### What you will do
Gather all lines from the material that contain the word "parameters".

++++++++++++++++++++

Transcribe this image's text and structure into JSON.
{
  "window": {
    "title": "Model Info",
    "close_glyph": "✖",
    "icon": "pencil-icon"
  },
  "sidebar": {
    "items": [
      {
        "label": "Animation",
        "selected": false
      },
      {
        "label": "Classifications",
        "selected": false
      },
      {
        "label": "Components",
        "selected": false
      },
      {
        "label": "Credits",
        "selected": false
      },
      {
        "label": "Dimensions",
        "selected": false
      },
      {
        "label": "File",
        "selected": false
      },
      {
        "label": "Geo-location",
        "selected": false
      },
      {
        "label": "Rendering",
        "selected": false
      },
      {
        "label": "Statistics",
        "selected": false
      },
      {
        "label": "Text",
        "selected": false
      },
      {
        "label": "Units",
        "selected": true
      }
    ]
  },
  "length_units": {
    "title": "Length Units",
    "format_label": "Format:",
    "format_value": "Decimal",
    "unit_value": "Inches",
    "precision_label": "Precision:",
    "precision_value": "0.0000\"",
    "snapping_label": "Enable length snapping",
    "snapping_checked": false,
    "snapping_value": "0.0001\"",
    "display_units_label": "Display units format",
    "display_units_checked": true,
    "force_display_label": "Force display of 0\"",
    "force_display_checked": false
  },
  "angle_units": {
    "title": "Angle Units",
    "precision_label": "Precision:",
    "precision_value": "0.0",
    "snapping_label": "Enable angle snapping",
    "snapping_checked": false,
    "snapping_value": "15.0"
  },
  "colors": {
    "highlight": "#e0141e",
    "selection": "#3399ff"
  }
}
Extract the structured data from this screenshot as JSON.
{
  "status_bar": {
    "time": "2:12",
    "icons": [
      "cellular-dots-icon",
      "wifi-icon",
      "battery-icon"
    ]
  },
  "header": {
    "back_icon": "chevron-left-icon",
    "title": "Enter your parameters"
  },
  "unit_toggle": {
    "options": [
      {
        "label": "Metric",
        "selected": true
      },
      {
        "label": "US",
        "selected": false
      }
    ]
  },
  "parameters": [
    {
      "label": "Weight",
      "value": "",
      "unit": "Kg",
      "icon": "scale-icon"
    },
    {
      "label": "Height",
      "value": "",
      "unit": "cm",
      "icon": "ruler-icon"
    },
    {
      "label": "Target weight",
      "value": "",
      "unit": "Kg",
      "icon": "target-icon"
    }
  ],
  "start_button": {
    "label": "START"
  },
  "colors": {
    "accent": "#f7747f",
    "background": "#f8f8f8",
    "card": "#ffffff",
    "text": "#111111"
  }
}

++++++++++++++++++++

### Exercise answer
    "title": "Enter your parameters"
  "parameters": [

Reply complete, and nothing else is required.